Repeat the data word for word. Do not include the pictures.

··· Supplied records ···

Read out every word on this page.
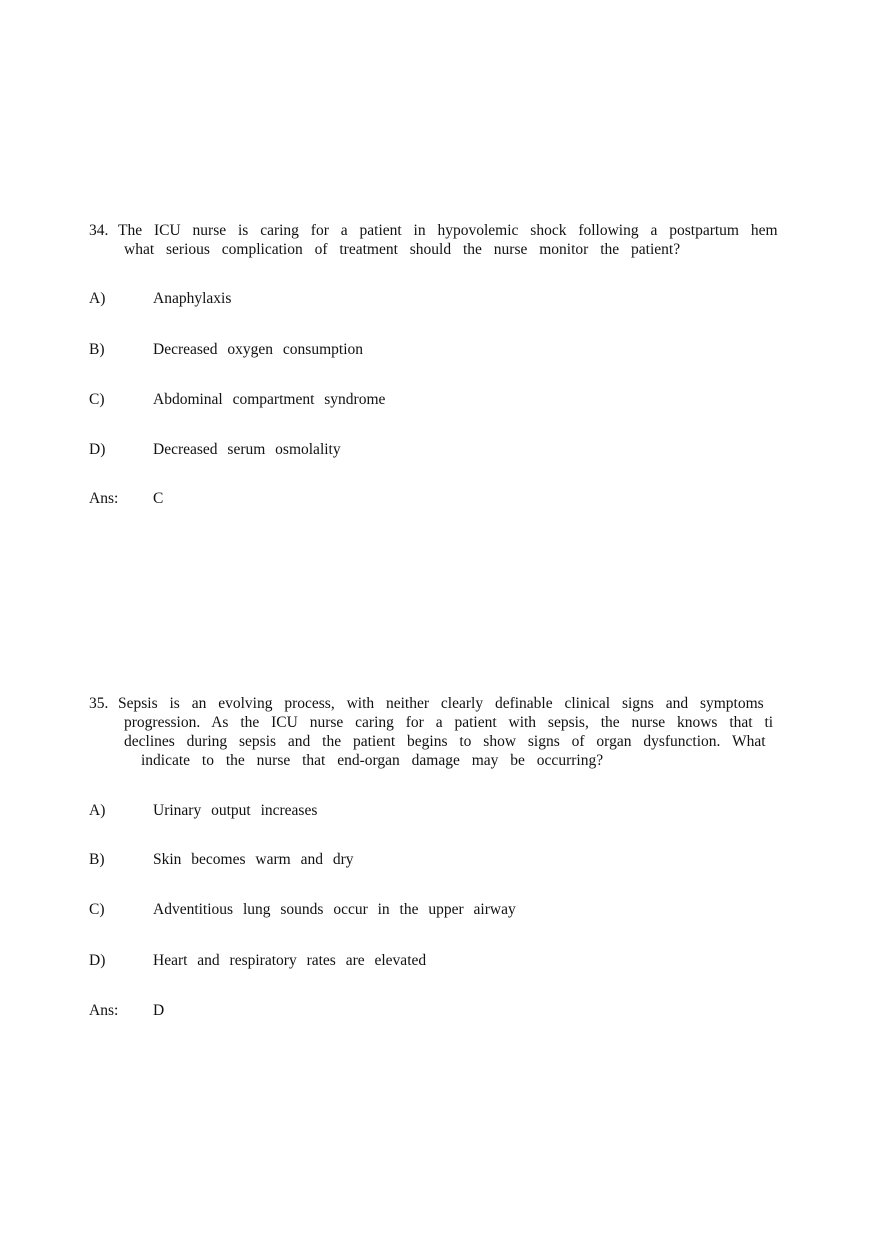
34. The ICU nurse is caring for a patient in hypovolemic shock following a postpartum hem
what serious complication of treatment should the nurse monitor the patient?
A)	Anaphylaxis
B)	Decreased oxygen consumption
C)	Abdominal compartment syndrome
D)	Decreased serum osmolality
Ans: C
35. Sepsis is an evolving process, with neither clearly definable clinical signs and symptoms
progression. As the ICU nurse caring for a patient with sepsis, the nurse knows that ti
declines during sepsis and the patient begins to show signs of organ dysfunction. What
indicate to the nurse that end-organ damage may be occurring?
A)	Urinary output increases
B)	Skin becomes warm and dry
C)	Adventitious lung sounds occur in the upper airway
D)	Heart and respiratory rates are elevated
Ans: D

···

◆ Result of the task
Read out every word on this page.
34. The ICU nurse is caring for a patient in hypovolemic shock following a postpartum hem
what serious complication of treatment should the nurse monitor the patient?
A)	Anaphylaxis
B)	Decreased oxygen consumption
C)	Abdominal compartment syndrome
D)	Decreased serum osmolality
Ans: C
35. Sepsis is an evolving process, with neither clearly definable clinical signs and symptoms
progression. As the ICU nurse caring for a patient with sepsis, the nurse knows that ti
declines during sepsis and the patient begins to show signs of organ dysfunction. What
indicate to the nurse that end-organ damage may be occurring?
A)	Urinary output increases
B)	Skin becomes warm and dry
C)	Adventitious lung sounds occur in the upper airway
D)	Heart and respiratory rates are elevated
Ans: D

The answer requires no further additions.